══ RECORDS PROVIDED

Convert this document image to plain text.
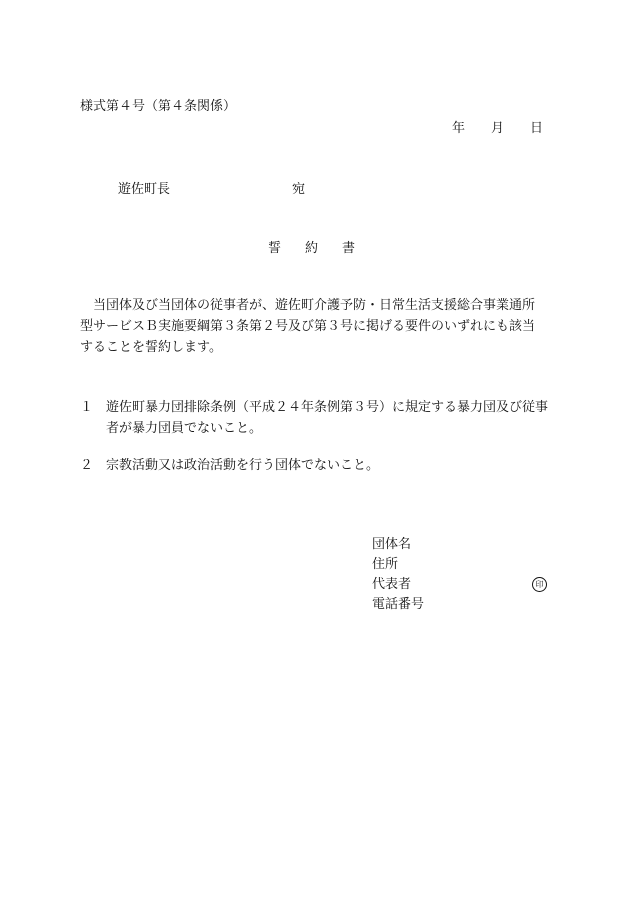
様式第４号（第４条関係）
年 月 日
遊佐町長	宛
誓 約 書
当団体及び当団体の従事者が、遊佐町介護予防・日常生活支援総合事業通所
型サービスＢ実施要綱第３条第２号及び第３号に掲げる要件のいずれにも該当
することを誓約します。
１ 遊佐町暴力団排除条例（平成２４年条例第３号）に規定する暴力団及び従事
者が暴力団員でないこと。
２ 宗教活動又は政治活動を行う団体でないこと。
団体名
住所
代表者	印
電話番号
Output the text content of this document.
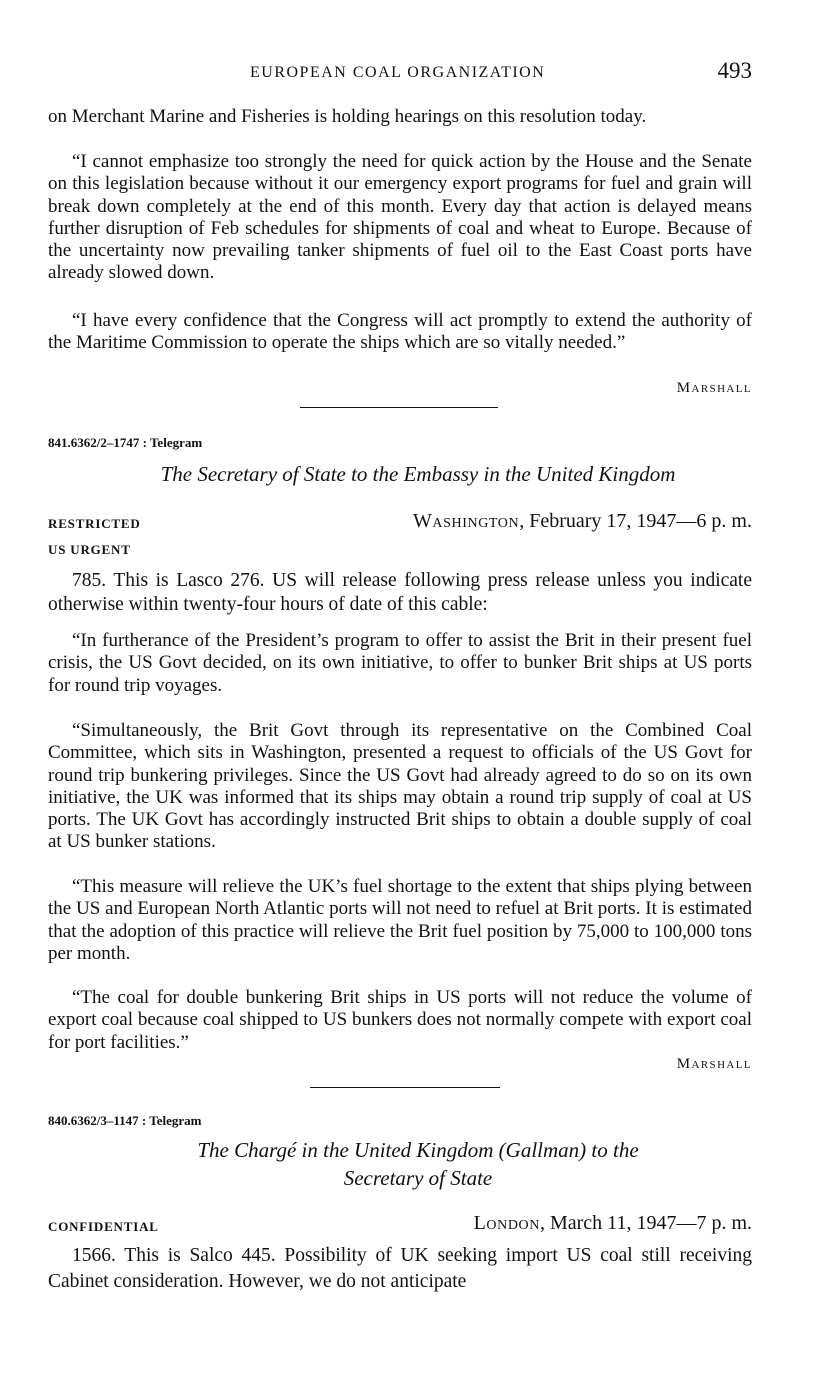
EUROPEAN COAL ORGANIZATION	493

on Merchant Marine and Fisheries is holding hearings on this resolution today.

“I cannot emphasize too strongly the need for quick action by the House and the Senate on this legislation because without it our emergency export programs for fuel and grain will break down completely at the end of this month. Every day that action is delayed means further disruption of Feb schedules for shipments of coal and wheat to Europe. Because of the uncertainty now prevailing tanker shipments of fuel oil to the East Coast ports have already slowed down.

“I have every confidence that the Congress will act promptly to extend the authority of the Maritime Commission to operate the ships which are so vitally needed.”

Marshall
841.6362/2–1747 : Telegram
The Secretary of State to the Embassy in the United Kingdom
RESTRICTED	Washington, February 17, 1947—6 p. m.
US URGENT

785. This is Lasco 276. US will release following press release unless you indicate otherwise within twenty-four hours of date of this cable:

“In furtherance of the President’s program to offer to assist the Brit in their present fuel crisis, the US Govt decided, on its own initiative, to offer to bunker Brit ships at US ports for round trip voyages.

“Simultaneously, the Brit Govt through its representative on the Combined Coal Committee, which sits in Washington, presented a request to officials of the US Govt for round trip bunkering privileges. Since the US Govt had already agreed to do so on its own initiative, the UK was informed that its ships may obtain a round trip supply of coal at US ports. The UK Govt has accordingly instructed Brit ships to obtain a double supply of coal at US bunker stations.

“This measure will relieve the UK’s fuel shortage to the extent that ships plying between the US and European North Atlantic ports will not need to refuel at Brit ports. It is estimated that the adoption of this practice will relieve the Brit fuel position by 75,000 to 100,000 tons per month.

“The coal for double bunkering Brit ships in US ports will not reduce the volume of export coal because coal shipped to US bunkers does not normally compete with export coal for port facilities.”

Marshall
840.6362/3–1147 : Telegram
The Chargé in the United Kingdom (Gallman) to the
Secretary of State
CONFIDENTIAL	London, March 11, 1947—7 p. m.

1566. This is Salco 445. Possibility of UK seeking import US coal still receiving Cabinet consideration. However, we do not anticipate
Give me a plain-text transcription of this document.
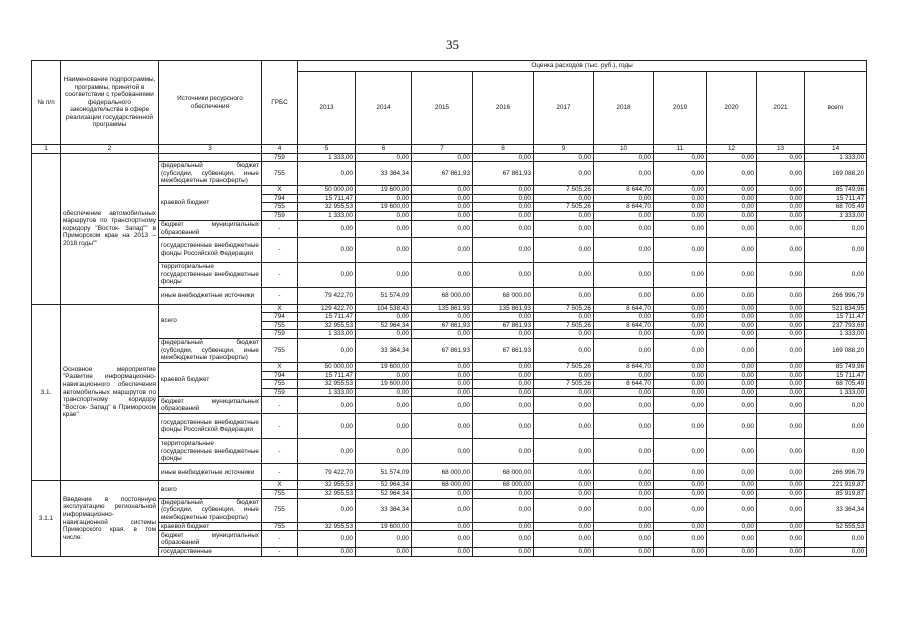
35
№ п/п	Наименование подпрограммы, программы, принятой в соответствии с требованиями федерального законодательства в сфере реализации государственной программы	Источники ресурсного обеспечения	ГРБС	Оценка расходов (тыс. руб.), годы									
				2013	2014	2015	2016	2017	2018	2019	2020	2021	всего
1	2	3	4	5	6	7	8	9	10	11	12	13	14
	обеспечение автомобильных маршрутов по транспортному коридору "Восток- Запад"" в Приморском крае на 2013 – 2018 годы""		759	1 333,00	0,00	0,00	0,00	0,00	0,00	0,00	0,00	0,00	1 333,00
		федеральный бюджет (субсидии, субвенции, иные межбюджетные трансферты)	755	0,00	33 364,34	67 861,93	67 861,93	0,00	0,00	0,00	0,00	0,00	169 088,20
		краевой бюджет	X	50 000,00	19 600,00	0,00	0,00	7 505,26	8 644,70	0,00	0,00	0,00	85 749,96
			794	15 711,47	0,00	0,00	0,00	0,00	0,00	0,00	0,00	0,00	15 711,47
			755	32 955,53	19 600,00	0,00	0,00	7 505,26	8 644,70	0,00	0,00	0,00	68 705,49
			759	1 333,00	0,00	0,00	0,00	0,00	0,00	0,00	0,00	0,00	1 333,00
		бюджет муниципальных образований	-	0,00	0,00	0,00	0,00	0,00	0,00	0,00	0,00	0,00	0,00
		государственные внебюджетные фонды Российской Федерации	-	0,00	0,00	0,00	0,00	0,00	0,00	0,00	0,00	0,00	0,00
		территориальные государственные внебюджетные фонды	-	0,00	0,00	0,00	0,00	0,00	0,00	0,00	0,00	0,00	0,00
		иные внебюджетные источники	-	79 422,70	51 574,09	68 000,00	68 000,00	0,00	0,00	0,00	0,00	0,00	266 996,79
3.1.	Основное мероприятие "Развитие информационно- навигационного обеспечения автомобильных маршрутов по транспортному коридору "Восток- Запад" в Приморском крае"	всего	X	129 422,70	104 538,43	135 861,93	135 861,93	7 505,26	8 644,70	0,00	0,00	0,00	521 834,95
			794	15 711,47	0,00	0,00	0,00	0,00	0,00	0,00	0,00	0,00	15 711,47
			755	32 955,53	52 964,34	67 861,93	67 861,93	7 505,26	8 644,70	0,00	0,00	0,00	237 793,69
			759	1 333,00	0,00	0,00	0,00	0,00	0,00	0,00	0,00	0,00	1 333,00
		федеральный бюджет (субсидии, субвенции, иные межбюджетные трансферты)	755	0,00	33 364,34	67 861,93	67 861,93	0,00	0,00	0,00	0,00	0,00	169 088,20
		краевой бюджет	X	50 000,00	19 600,00	0,00	0,00	7 505,26	8 644,70	0,00	0,00	0,00	85 749,96
			794	15 711,47	0,00	0,00	0,00	0,00	0,00	0,00	0,00	0,00	15 711,47
			755	32 955,53	19 600,00	0,00	0,00	7 505,26	8 644,70	0,00	0,00	0,00	68 705,49
			759	1 333,00	0,00	0,00	0,00	0,00	0,00	0,00	0,00	0,00	1 333,00
		бюджет муниципальных образований	-	0,00	0,00	0,00	0,00	0,00	0,00	0,00	0,00	0,00	0,00
		государственные внебюджетные фонды Российской Федерации	-	0,00	0,00	0,00	0,00	0,00	0,00	0,00	0,00	0,00	0,00
		территориальные государственные внебюджетные фонды	-	0,00	0,00	0,00	0,00	0,00	0,00	0,00	0,00	0,00	0,00
		иные внебюджетные источники	-	79 422,70	51 574,09	68 000,00	68 000,00	0,00	0,00	0,00	0,00	0,00	266 996,79
3.1.1	Введение в постоянную эксплуатацию региональной информационно- навигационной системы Приморского края, в том числе:	всего	X	32 955,53	52 964,34	68 000,00	68 000,00	0,00	0,00	0,00	0,00	0,00	221 919,87
			755	32 955,53	52 964,34	0,00	0,00	0,00	0,00	0,00	0,00	0,00	85 919,87
		федеральный бюджет (субсидии, субвенции, иные межбюджетные трансферты)	755	0,00	33 364,34	0,00	0,00	0,00	0,00	0,00	0,00	0,00	33 364,34
		краевой бюджет	755	32 955,53	19 600,00	0,00	0,00	0,00	0,00	0,00	0,00	0,00	52 555,53
		бюджет муниципальных образований	-	0,00	0,00	0,00	0,00	0,00	0,00	0,00	0,00	0,00	0,00
		государственные	-	0,00	0,00	0,00	0,00	0,00	0,00	0,00	0,00	0,00	0,00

════

▸ INSTRUCTIONS FOR THE TASK: Skip the images and write out the rest of the listing exactly.

▸ FINISHED ANSWER:
Convert this document image to plain text.
様式第４号（第４条関係）
年 月 日
遊佐町長	宛
誓 約 書
当団体及び当団体の従事者が、遊佐町介護予防・日常生活支援総合事業通所
型サービスＢ実施要綱第３条第２号及び第３号に掲げる要件のいずれにも該当
することを誓約します。
１ 遊佐町暴力団排除条例（平成２４年条例第３号）に規定する暴力団及び従事
者が暴力団員でないこと。
２ 宗教活動又は政治活動を行う団体でないこと。
団体名
住所
代表者	印
電話番号
Output the text content of this document.
EUROPEAN COAL ORGANIZATION	493

on Merchant Marine and Fisheries is holding hearings on this resolution today.

“I cannot emphasize too strongly the need for quick action by the House and the Senate on this legislation because without it our emergency export programs for fuel and grain will break down completely at the end of this month. Every day that action is delayed means further disruption of Feb schedules for shipments of coal and wheat to Europe. Because of the uncertainty now prevailing tanker shipments of fuel oil to the East Coast ports have already slowed down.

“I have every confidence that the Congress will act promptly to extend the authority of the Maritime Commission to operate the ships which are so vitally needed.”

Marshall
841.6362/2–1747 : Telegram
The Secretary of State to the Embassy in the United Kingdom
RESTRICTED	Washington, February 17, 1947—6 p. m.
US URGENT

785. This is Lasco 276. US will release following press release unless you indicate otherwise within twenty-four hours of date of this cable:

“In furtherance of the President’s program to offer to assist the Brit in their present fuel crisis, the US Govt decided, on its own initiative, to offer to bunker Brit ships at US ports for round trip voyages.

“Simultaneously, the Brit Govt through its representative on the Combined Coal Committee, which sits in Washington, presented a request to officials of the US Govt for round trip bunkering privileges. Since the US Govt had already agreed to do so on its own initiative, the UK was informed that its ships may obtain a round trip supply of coal at US ports. The UK Govt has accordingly instructed Brit ships to obtain a double supply of coal at US bunker stations.

“This measure will relieve the UK’s fuel shortage to the extent that ships plying between the US and European North Atlantic ports will not need to refuel at Brit ports. It is estimated that the adoption of this practice will relieve the Brit fuel position by 75,000 to 100,000 tons per month.

“The coal for double bunkering Brit ships in US ports will not reduce the volume of export coal because coal shipped to US bunkers does not normally compete with export coal for port facilities.”

Marshall
840.6362/3–1147 : Telegram
The Chargé in the United Kingdom (Gallman) to the
Secretary of State
CONFIDENTIAL	London, March 11, 1947—7 p. m.

1566. This is Salco 445. Possibility of UK seeking import US coal still receiving Cabinet consideration. However, we do not anticipate
Give me a plain-text transcription of this document.
35
№ п/п	Наименование подпрограммы, программы, принятой в соответствии с требованиями федерального законодательства в сфере реализации государственной программы	Источники ресурсного обеспечения	ГРБС	Оценка расходов (тыс. руб.), годы									
				2013	2014	2015	2016	2017	2018	2019	2020	2021	всего
1	2	3	4	5	6	7	8	9	10	11	12	13	14
	обеспечение автомобильных маршрутов по транспортному коридору "Восток- Запад"" в Приморском крае на 2013 – 2018 годы""		759	1 333,00	0,00	0,00	0,00	0,00	0,00	0,00	0,00	0,00	1 333,00
		федеральный бюджет (субсидии, субвенции, иные межбюджетные трансферты)	755	0,00	33 364,34	67 861,93	67 861,93	0,00	0,00	0,00	0,00	0,00	169 088,20
		краевой бюджет	X	50 000,00	19 600,00	0,00	0,00	7 505,26	8 644,70	0,00	0,00	0,00	85 749,96
			794	15 711,47	0,00	0,00	0,00	0,00	0,00	0,00	0,00	0,00	15 711,47
			755	32 955,53	19 600,00	0,00	0,00	7 505,26	8 644,70	0,00	0,00	0,00	68 705,49
			759	1 333,00	0,00	0,00	0,00	0,00	0,00	0,00	0,00	0,00	1 333,00
		бюджет муниципальных образований	-	0,00	0,00	0,00	0,00	0,00	0,00	0,00	0,00	0,00	0,00
		государственные внебюджетные фонды Российской Федерации	-	0,00	0,00	0,00	0,00	0,00	0,00	0,00	0,00	0,00	0,00
		территориальные государственные внебюджетные фонды	-	0,00	0,00	0,00	0,00	0,00	0,00	0,00	0,00	0,00	0,00
		иные внебюджетные источники	-	79 422,70	51 574,09	68 000,00	68 000,00	0,00	0,00	0,00	0,00	0,00	266 996,79
3.1.	Основное мероприятие "Развитие информационно- навигационного обеспечения автомобильных маршрутов по транспортному коридору "Восток- Запад" в Приморском крае"	всего	X	129 422,70	104 538,43	135 861,93	135 861,93	7 505,26	8 644,70	0,00	0,00	0,00	521 834,95
			794	15 711,47	0,00	0,00	0,00	0,00	0,00	0,00	0,00	0,00	15 711,47
			755	32 955,53	52 964,34	67 861,93	67 861,93	7 505,26	8 644,70	0,00	0,00	0,00	237 793,69
			759	1 333,00	0,00	0,00	0,00	0,00	0,00	0,00	0,00	0,00	1 333,00
		федеральный бюджет (субсидии, субвенции, иные межбюджетные трансферты)	755	0,00	33 364,34	67 861,93	67 861,93	0,00	0,00	0,00	0,00	0,00	169 088,20
		краевой бюджет	X	50 000,00	19 600,00	0,00	0,00	7 505,26	8 644,70	0,00	0,00	0,00	85 749,96
			794	15 711,47	0,00	0,00	0,00	0,00	0,00	0,00	0,00	0,00	15 711,47
			755	32 955,53	19 600,00	0,00	0,00	7 505,26	8 644,70	0,00	0,00	0,00	68 705,49
			759	1 333,00	0,00	0,00	0,00	0,00	0,00	0,00	0,00	0,00	1 333,00
		бюджет муниципальных образований	-	0,00	0,00	0,00	0,00	0,00	0,00	0,00	0,00	0,00	0,00
		государственные внебюджетные фонды Российской Федерации	-	0,00	0,00	0,00	0,00	0,00	0,00	0,00	0,00	0,00	0,00
		территориальные государственные внебюджетные фонды	-	0,00	0,00	0,00	0,00	0,00	0,00	0,00	0,00	0,00	0,00
		иные внебюджетные источники	-	79 422,70	51 574,09	68 000,00	68 000,00	0,00	0,00	0,00	0,00	0,00	266 996,79
3.1.1	Введение в постоянную эксплуатацию региональной информационно- навигационной системы Приморского края, в том числе:	всего	X	32 955,53	52 964,34	68 000,00	68 000,00	0,00	0,00	0,00	0,00	0,00	221 919,87
			755	32 955,53	52 964,34	0,00	0,00	0,00	0,00	0,00	0,00	0,00	85 919,87
		федеральный бюджет (субсидии, субвенции, иные межбюджетные трансферты)	755	0,00	33 364,34	0,00	0,00	0,00	0,00	0,00	0,00	0,00	33 364,34
		краевой бюджет	755	32 955,53	19 600,00	0,00	0,00	0,00	0,00	0,00	0,00	0,00	52 555,53
		бюджет муниципальных образований	-	0,00	0,00	0,00	0,00	0,00	0,00	0,00	0,00	0,00	0,00
		государственные	-	0,00	0,00	0,00	0,00	0,00	0,00	0,00	0,00	0,00	0,00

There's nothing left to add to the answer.